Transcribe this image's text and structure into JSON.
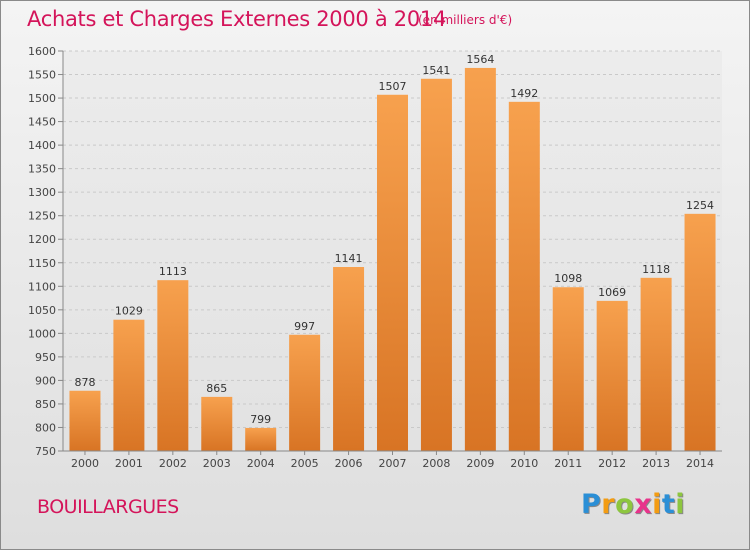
{
  "title": "Achats et Charges Externes 2000 à 2014",
  "subtitle": "(en milliers d'€)",
  "place": "BOUILLARGUES",
  "logo": {
    "letters": [
      "P",
      "r",
      "o",
      "x",
      "i",
      "t",
      "i"
    ],
    "colors": [
      "#2b8fd6",
      "#f39c12",
      "#8dc63f",
      "#e8348b",
      "#f39c12",
      "#2b8fd6",
      "#8dc63f"
    ]
  },
  "colors": {
    "bar_top": "#f7a14e",
    "bar_bottom": "#d87424",
    "title": "#d4145a"
  },
  "chart_data": {
    "type": "bar",
    "categories": [
      "2000",
      "2001",
      "2002",
      "2003",
      "2004",
      "2005",
      "2006",
      "2007",
      "2008",
      "2009",
      "2010",
      "2011",
      "2012",
      "2013",
      "2014"
    ],
    "values": [
      878,
      1029,
      1113,
      865,
      799,
      997,
      1141,
      1507,
      1541,
      1564,
      1492,
      1098,
      1069,
      1118,
      1254
    ],
    "ylim": [
      750,
      1600
    ],
    "yticks": [
      750,
      800,
      850,
      900,
      950,
      1000,
      1050,
      1100,
      1150,
      1200,
      1250,
      1300,
      1350,
      1400,
      1450,
      1500,
      1550,
      1600
    ],
    "grid": true,
    "xlabel": "",
    "ylabel": ""
  }
}
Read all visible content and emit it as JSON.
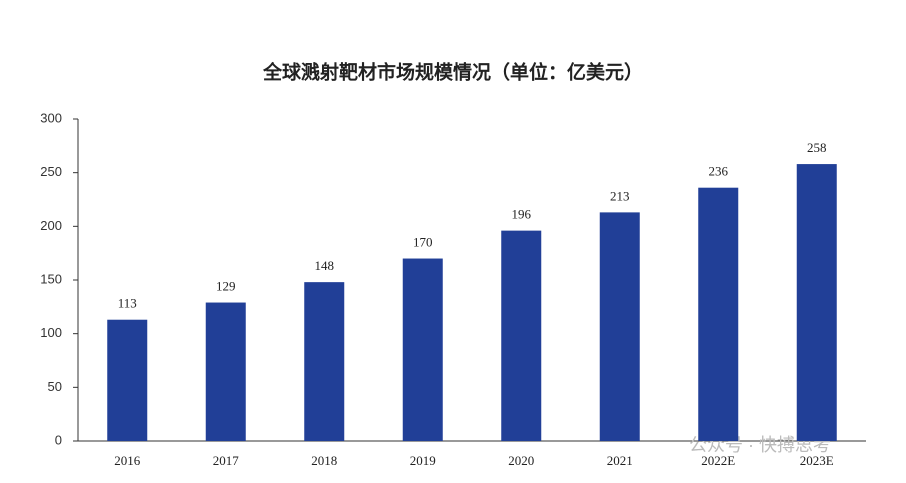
{
  "chart_data": {
    "type": "bar",
    "title": "全球溅射靶材市场规模情况（单位：亿美元）",
    "categories": [
      "2016",
      "2017",
      "2018",
      "2019",
      "2020",
      "2021",
      "2022E",
      "2023E"
    ],
    "values": [
      113,
      129,
      148,
      170,
      196,
      213,
      236,
      258
    ],
    "color": "#213f97",
    "ylim": [
      0,
      300
    ],
    "yticks": [
      0,
      50,
      100,
      150,
      200,
      250,
      300
    ],
    "grid": false,
    "watermark": "公众号 · 快搏思考"
  }
}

## What the task requires
Only the lines from the one holding "Read all visible content and emit it as JSON." through the last line of the records should be output, please, exactly and without any pictures.

## Full answer
Read all visible content and emit it as JSON.
{
  "chart_data": {
    "type": "bar",
    "title": "全球溅射靶材市场规模情况（单位：亿美元）",
    "categories": [
      "2016",
      "2017",
      "2018",
      "2019",
      "2020",
      "2021",
      "2022E",
      "2023E"
    ],
    "values": [
      113,
      129,
      148,
      170,
      196,
      213,
      236,
      258
    ],
    "color": "#213f97",
    "ylim": [
      0,
      300
    ],
    "yticks": [
      0,
      50,
      100,
      150,
      200,
      250,
      300
    ],
    "grid": false,
    "watermark": "公众号 · 快搏思考"
  }
}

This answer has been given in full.